(Work to do) Exact repetition is required: output every record in full.

* Start *

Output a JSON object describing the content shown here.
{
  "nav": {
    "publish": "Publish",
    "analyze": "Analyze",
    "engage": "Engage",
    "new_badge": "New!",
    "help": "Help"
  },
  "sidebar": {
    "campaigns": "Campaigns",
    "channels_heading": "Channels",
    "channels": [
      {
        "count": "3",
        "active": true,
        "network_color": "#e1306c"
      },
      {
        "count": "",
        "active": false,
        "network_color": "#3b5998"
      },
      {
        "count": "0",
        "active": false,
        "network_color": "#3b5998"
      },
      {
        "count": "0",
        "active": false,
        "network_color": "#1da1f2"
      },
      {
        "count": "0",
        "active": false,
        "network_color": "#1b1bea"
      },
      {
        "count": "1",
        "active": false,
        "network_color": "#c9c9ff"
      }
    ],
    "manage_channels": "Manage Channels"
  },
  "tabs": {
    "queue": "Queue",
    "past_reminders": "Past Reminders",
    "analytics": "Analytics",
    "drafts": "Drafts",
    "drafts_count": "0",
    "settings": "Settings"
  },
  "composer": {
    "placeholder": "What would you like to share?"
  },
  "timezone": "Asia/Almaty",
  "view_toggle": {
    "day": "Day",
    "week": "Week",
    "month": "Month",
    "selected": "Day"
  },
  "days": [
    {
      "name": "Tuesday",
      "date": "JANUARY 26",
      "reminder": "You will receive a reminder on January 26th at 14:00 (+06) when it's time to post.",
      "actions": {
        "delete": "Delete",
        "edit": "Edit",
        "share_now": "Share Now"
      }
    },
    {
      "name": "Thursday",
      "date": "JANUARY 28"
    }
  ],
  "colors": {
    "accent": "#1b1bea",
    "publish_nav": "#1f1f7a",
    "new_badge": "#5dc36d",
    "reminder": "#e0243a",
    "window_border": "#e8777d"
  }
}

* End *

(Exercise result)
Output a JSON object describing the content shown here.
{
  "nav": {
    "publish": "Publish",
    "analyze": "Analyze",
    "engage": "Engage",
    "new_badge": "New!",
    "help": "Help"
  },
  "sidebar": {
    "campaigns": "Campaigns",
    "channels_heading": "Channels",
    "channels": [
      {
        "count": "3",
        "active": true,
        "network_color": "#e1306c"
      },
      {
        "count": "",
        "active": false,
        "network_color": "#3b5998"
      },
      {
        "count": "0",
        "active": false,
        "network_color": "#3b5998"
      },
      {
        "count": "0",
        "active": false,
        "network_color": "#1da1f2"
      },
      {
        "count": "0",
        "active": false,
        "network_color": "#1b1bea"
      },
      {
        "count": "1",
        "active": false,
        "network_color": "#c9c9ff"
      }
    ],
    "manage_channels": "Manage Channels"
  },
  "tabs": {
    "queue": "Queue",
    "past_reminders": "Past Reminders",
    "analytics": "Analytics",
    "drafts": "Drafts",
    "drafts_count": "0",
    "settings": "Settings"
  },
  "composer": {
    "placeholder": "What would you like to share?"
  },
  "timezone": "Asia/Almaty",
  "view_toggle": {
    "day": "Day",
    "week": "Week",
    "month": "Month",
    "selected": "Day"
  },
  "days": [
    {
      "name": "Tuesday",
      "date": "JANUARY 26",
      "reminder": "You will receive a reminder on January 26th at 14:00 (+06) when it's time to post.",
      "actions": {
        "delete": "Delete",
        "edit": "Edit",
        "share_now": "Share Now"
      }
    },
    {
      "name": "Thursday",
      "date": "JANUARY 28"
    }
  ],
  "colors": {
    "accent": "#1b1bea",
    "publish_nav": "#1f1f7a",
    "new_badge": "#5dc36d",
    "reminder": "#e0243a",
    "window_border": "#e8777d"
  }
}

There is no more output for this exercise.